**What is being asked:** Search the material below for the word "xlabel" and copy every line in which it occurs.

**** Supplied data

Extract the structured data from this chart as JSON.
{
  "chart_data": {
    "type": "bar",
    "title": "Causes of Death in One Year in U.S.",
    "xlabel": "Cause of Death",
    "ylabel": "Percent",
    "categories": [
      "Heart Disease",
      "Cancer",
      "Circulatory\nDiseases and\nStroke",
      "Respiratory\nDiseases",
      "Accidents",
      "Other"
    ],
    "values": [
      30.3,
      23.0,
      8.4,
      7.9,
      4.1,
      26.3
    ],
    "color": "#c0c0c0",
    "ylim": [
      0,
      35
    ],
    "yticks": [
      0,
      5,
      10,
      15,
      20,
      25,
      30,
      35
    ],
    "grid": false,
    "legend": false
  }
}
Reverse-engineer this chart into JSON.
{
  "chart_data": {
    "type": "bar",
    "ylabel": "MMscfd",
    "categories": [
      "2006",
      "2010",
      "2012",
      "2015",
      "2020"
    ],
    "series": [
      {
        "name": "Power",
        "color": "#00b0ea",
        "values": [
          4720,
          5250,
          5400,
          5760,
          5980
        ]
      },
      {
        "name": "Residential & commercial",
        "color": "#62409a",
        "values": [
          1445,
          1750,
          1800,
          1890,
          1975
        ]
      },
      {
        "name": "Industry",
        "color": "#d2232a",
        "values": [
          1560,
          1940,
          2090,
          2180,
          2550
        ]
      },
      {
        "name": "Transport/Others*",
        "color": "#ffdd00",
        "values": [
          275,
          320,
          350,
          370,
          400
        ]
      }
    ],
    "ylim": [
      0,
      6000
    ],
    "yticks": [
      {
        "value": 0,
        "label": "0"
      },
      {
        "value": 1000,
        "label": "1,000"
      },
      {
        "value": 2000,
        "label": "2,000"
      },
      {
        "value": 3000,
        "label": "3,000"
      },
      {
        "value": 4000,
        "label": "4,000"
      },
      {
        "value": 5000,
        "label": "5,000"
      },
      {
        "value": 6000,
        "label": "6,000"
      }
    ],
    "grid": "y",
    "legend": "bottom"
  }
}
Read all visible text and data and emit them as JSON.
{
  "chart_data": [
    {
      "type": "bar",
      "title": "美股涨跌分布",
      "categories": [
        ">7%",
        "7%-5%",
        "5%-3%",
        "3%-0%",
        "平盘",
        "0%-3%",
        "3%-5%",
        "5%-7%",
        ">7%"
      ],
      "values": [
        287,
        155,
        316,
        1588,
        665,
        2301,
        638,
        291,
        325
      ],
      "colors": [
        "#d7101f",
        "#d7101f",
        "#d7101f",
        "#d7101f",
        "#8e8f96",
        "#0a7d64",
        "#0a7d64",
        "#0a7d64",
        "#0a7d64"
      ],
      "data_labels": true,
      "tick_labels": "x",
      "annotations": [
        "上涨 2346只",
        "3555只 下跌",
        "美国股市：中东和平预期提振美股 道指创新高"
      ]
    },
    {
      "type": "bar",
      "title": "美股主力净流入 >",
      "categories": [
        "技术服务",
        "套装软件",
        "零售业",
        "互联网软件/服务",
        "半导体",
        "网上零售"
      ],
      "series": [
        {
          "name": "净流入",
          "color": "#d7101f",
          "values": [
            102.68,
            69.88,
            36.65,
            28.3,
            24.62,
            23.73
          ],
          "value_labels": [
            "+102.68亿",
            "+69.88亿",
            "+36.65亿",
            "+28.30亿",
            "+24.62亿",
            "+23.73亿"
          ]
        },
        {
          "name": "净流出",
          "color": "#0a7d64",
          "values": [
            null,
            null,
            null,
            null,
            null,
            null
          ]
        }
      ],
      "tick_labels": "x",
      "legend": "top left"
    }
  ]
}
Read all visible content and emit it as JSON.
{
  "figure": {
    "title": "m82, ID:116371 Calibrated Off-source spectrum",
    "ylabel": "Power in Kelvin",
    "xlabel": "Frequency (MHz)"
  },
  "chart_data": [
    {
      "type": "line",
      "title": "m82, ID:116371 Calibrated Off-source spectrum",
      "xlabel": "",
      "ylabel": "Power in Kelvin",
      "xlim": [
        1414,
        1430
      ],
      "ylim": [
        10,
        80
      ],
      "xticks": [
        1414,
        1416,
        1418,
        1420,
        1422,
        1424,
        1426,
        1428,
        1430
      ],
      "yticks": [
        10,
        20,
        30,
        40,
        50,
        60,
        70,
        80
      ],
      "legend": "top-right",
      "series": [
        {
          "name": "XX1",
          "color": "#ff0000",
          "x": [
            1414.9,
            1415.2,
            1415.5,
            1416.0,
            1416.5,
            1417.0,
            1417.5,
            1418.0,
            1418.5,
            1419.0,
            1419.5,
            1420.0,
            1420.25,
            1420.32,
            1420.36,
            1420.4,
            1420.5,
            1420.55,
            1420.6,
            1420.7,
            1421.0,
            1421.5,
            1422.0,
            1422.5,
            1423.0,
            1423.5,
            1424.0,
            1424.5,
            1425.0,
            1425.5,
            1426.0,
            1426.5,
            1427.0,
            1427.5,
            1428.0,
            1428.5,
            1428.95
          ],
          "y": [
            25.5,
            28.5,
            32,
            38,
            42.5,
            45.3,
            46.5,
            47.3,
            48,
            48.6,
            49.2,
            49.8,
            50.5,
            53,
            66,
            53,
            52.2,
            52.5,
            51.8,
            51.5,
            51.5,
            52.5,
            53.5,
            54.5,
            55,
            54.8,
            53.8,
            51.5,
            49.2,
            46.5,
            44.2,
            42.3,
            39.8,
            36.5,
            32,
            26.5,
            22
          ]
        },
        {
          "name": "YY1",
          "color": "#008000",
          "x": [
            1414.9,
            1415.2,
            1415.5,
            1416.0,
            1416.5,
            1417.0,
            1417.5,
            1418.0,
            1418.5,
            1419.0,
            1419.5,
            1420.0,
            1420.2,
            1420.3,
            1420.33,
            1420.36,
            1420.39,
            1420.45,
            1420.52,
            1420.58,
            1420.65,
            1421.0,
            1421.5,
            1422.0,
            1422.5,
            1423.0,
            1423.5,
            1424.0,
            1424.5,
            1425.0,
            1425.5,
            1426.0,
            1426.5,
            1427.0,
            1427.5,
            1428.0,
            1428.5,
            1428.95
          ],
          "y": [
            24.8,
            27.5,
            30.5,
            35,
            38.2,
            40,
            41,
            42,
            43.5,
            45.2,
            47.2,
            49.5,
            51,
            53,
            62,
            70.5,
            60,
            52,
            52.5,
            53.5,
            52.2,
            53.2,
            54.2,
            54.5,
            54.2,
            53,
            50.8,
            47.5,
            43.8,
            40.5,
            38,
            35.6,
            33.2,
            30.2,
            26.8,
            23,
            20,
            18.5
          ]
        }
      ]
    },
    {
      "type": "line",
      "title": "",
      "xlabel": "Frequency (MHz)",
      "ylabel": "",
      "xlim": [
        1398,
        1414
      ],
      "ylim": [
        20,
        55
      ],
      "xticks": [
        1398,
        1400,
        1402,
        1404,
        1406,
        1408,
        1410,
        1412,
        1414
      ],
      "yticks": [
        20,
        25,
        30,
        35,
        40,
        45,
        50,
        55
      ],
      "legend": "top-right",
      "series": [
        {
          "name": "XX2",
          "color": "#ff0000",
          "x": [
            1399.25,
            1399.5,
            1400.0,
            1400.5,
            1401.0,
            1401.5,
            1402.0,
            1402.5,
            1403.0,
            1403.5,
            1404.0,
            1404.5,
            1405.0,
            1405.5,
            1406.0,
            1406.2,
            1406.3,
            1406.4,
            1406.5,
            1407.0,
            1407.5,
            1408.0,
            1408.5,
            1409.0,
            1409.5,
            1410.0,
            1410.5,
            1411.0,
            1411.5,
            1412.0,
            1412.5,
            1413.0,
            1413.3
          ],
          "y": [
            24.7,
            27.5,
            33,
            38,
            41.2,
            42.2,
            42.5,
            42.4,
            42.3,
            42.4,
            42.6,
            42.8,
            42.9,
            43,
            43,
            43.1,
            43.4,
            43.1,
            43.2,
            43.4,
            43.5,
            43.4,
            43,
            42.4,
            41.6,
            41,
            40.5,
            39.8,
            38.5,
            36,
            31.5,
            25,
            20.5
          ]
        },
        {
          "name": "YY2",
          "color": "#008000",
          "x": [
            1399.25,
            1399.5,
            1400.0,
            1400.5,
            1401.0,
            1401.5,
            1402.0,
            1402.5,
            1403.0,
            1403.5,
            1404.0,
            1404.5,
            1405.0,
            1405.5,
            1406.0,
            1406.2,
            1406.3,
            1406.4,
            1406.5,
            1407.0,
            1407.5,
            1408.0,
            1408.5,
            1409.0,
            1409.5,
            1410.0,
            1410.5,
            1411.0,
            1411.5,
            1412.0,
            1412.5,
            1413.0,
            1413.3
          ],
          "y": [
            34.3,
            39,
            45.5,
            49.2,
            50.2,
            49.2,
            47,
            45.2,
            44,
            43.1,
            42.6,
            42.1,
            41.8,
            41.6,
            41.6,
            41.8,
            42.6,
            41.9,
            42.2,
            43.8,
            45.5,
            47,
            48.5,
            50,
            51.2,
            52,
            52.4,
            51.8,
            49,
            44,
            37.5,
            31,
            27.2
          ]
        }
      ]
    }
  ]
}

********

**Exercise result:**
    "xlabel": "Cause of Death",
    "xlabel": "Frequency (MHz)"
      "xlabel": "",
      "xlabel": "Frequency (MHz)",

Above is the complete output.